Data entries:

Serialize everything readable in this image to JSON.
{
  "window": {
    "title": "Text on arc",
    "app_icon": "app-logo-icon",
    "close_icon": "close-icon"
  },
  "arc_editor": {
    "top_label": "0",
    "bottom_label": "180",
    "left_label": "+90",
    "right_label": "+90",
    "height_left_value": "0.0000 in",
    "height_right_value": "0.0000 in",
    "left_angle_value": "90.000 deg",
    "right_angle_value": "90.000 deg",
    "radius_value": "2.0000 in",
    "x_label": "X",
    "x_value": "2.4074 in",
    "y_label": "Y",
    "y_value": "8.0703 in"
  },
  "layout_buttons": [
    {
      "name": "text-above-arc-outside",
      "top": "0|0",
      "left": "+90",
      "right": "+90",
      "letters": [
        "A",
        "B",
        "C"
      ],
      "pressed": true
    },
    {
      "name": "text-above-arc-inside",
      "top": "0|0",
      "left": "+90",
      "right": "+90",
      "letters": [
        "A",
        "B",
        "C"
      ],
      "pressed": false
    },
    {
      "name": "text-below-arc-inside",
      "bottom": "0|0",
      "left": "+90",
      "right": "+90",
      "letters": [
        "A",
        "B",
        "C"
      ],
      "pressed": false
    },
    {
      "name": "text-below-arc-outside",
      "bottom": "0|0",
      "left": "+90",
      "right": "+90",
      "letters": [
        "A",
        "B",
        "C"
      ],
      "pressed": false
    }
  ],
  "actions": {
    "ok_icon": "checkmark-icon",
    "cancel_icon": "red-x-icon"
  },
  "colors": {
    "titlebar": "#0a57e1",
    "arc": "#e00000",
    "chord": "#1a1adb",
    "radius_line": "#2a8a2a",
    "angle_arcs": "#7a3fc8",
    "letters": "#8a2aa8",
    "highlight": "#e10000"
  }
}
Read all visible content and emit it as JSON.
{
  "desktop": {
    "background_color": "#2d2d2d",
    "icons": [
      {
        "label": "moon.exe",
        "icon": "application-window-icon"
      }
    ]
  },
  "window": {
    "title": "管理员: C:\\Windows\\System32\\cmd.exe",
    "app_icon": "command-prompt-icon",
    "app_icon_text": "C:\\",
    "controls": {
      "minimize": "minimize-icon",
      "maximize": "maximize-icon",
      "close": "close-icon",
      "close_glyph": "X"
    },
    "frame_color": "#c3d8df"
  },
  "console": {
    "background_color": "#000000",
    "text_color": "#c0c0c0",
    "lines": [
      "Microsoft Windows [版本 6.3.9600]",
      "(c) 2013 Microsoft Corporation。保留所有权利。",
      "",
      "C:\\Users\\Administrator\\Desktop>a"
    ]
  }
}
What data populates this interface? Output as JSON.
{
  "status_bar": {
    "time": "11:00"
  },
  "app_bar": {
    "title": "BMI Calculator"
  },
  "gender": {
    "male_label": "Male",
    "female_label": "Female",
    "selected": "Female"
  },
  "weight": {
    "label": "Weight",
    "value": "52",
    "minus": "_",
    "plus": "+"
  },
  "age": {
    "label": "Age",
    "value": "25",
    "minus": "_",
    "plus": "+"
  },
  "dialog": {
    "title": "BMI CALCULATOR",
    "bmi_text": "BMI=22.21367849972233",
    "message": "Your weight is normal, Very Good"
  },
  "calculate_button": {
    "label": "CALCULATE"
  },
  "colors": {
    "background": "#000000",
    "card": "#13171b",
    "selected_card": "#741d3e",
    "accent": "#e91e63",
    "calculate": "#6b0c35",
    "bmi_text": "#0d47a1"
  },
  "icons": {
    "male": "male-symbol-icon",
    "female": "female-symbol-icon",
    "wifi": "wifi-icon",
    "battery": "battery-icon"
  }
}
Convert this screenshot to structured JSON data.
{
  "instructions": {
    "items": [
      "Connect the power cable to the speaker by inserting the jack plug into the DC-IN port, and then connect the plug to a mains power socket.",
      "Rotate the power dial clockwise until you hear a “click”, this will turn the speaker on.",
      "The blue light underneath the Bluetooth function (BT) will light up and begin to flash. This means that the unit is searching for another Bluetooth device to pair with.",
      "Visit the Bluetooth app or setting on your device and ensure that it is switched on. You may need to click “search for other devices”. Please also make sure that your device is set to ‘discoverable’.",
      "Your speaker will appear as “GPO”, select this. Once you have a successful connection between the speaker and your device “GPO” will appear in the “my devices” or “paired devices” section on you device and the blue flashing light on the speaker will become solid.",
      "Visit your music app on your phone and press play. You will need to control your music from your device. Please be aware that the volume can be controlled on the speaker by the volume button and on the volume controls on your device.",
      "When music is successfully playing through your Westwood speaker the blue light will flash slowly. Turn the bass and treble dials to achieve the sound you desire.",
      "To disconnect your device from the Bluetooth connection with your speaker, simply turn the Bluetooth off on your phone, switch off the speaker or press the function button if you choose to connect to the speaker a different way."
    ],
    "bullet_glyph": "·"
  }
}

## Task requirements
Retype the whole listing above exactly.

## Expected answer
Serialize everything readable in this image to JSON.
{
  "window": {
    "title": "Text on arc",
    "app_icon": "app-logo-icon",
    "close_icon": "close-icon"
  },
  "arc_editor": {
    "top_label": "0",
    "bottom_label": "180",
    "left_label": "+90",
    "right_label": "+90",
    "height_left_value": "0.0000 in",
    "height_right_value": "0.0000 in",
    "left_angle_value": "90.000 deg",
    "right_angle_value": "90.000 deg",
    "radius_value": "2.0000 in",
    "x_label": "X",
    "x_value": "2.4074 in",
    "y_label": "Y",
    "y_value": "8.0703 in"
  },
  "layout_buttons": [
    {
      "name": "text-above-arc-outside",
      "top": "0|0",
      "left": "+90",
      "right": "+90",
      "letters": [
        "A",
        "B",
        "C"
      ],
      "pressed": true
    },
    {
      "name": "text-above-arc-inside",
      "top": "0|0",
      "left": "+90",
      "right": "+90",
      "letters": [
        "A",
        "B",
        "C"
      ],
      "pressed": false
    },
    {
      "name": "text-below-arc-inside",
      "bottom": "0|0",
      "left": "+90",
      "right": "+90",
      "letters": [
        "A",
        "B",
        "C"
      ],
      "pressed": false
    },
    {
      "name": "text-below-arc-outside",
      "bottom": "0|0",
      "left": "+90",
      "right": "+90",
      "letters": [
        "A",
        "B",
        "C"
      ],
      "pressed": false
    }
  ],
  "actions": {
    "ok_icon": "checkmark-icon",
    "cancel_icon": "red-x-icon"
  },
  "colors": {
    "titlebar": "#0a57e1",
    "arc": "#e00000",
    "chord": "#1a1adb",
    "radius_line": "#2a8a2a",
    "angle_arcs": "#7a3fc8",
    "letters": "#8a2aa8",
    "highlight": "#e10000"
  }
}
Read all visible content and emit it as JSON.
{
  "desktop": {
    "background_color": "#2d2d2d",
    "icons": [
      {
        "label": "moon.exe",
        "icon": "application-window-icon"
      }
    ]
  },
  "window": {
    "title": "管理员: C:\\Windows\\System32\\cmd.exe",
    "app_icon": "command-prompt-icon",
    "app_icon_text": "C:\\",
    "controls": {
      "minimize": "minimize-icon",
      "maximize": "maximize-icon",
      "close": "close-icon",
      "close_glyph": "X"
    },
    "frame_color": "#c3d8df"
  },
  "console": {
    "background_color": "#000000",
    "text_color": "#c0c0c0",
    "lines": [
      "Microsoft Windows [版本 6.3.9600]",
      "(c) 2013 Microsoft Corporation。保留所有权利。",
      "",
      "C:\\Users\\Administrator\\Desktop>a"
    ]
  }
}
What data populates this interface? Output as JSON.
{
  "status_bar": {
    "time": "11:00"
  },
  "app_bar": {
    "title": "BMI Calculator"
  },
  "gender": {
    "male_label": "Male",
    "female_label": "Female",
    "selected": "Female"
  },
  "weight": {
    "label": "Weight",
    "value": "52",
    "minus": "_",
    "plus": "+"
  },
  "age": {
    "label": "Age",
    "value": "25",
    "minus": "_",
    "plus": "+"
  },
  "dialog": {
    "title": "BMI CALCULATOR",
    "bmi_text": "BMI=22.21367849972233",
    "message": "Your weight is normal, Very Good"
  },
  "calculate_button": {
    "label": "CALCULATE"
  },
  "colors": {
    "background": "#000000",
    "card": "#13171b",
    "selected_card": "#741d3e",
    "accent": "#e91e63",
    "calculate": "#6b0c35",
    "bmi_text": "#0d47a1"
  },
  "icons": {
    "male": "male-symbol-icon",
    "female": "female-symbol-icon",
    "wifi": "wifi-icon",
    "battery": "battery-icon"
  }
}
Convert this screenshot to structured JSON data.
{
  "instructions": {
    "items": [
      "Connect the power cable to the speaker by inserting the jack plug into the DC-IN port, and then connect the plug to a mains power socket.",
      "Rotate the power dial clockwise until you hear a “click”, this will turn the speaker on.",
      "The blue light underneath the Bluetooth function (BT) will light up and begin to flash. This means that the unit is searching for another Bluetooth device to pair with.",
      "Visit the Bluetooth app or setting on your device and ensure that it is switched on. You may need to click “search for other devices”. Please also make sure that your device is set to ‘discoverable’.",
      "Your speaker will appear as “GPO”, select this. Once you have a successful connection between the speaker and your device “GPO” will appear in the “my devices” or “paired devices” section on you device and the blue flashing light on the speaker will become solid.",
      "Visit your music app on your phone and press play. You will need to control your music from your device. Please be aware that the volume can be controlled on the speaker by the volume button and on the volume controls on your device.",
      "When music is successfully playing through your Westwood speaker the blue light will flash slowly. Turn the bass and treble dials to achieve the sound you desire.",
      "To disconnect your device from the Bluetooth connection with your speaker, simply turn the Bluetooth off on your phone, switch off the speaker or press the function button if you choose to connect to the speaker a different way."
    ],
    "bullet_glyph": "·"
  }
}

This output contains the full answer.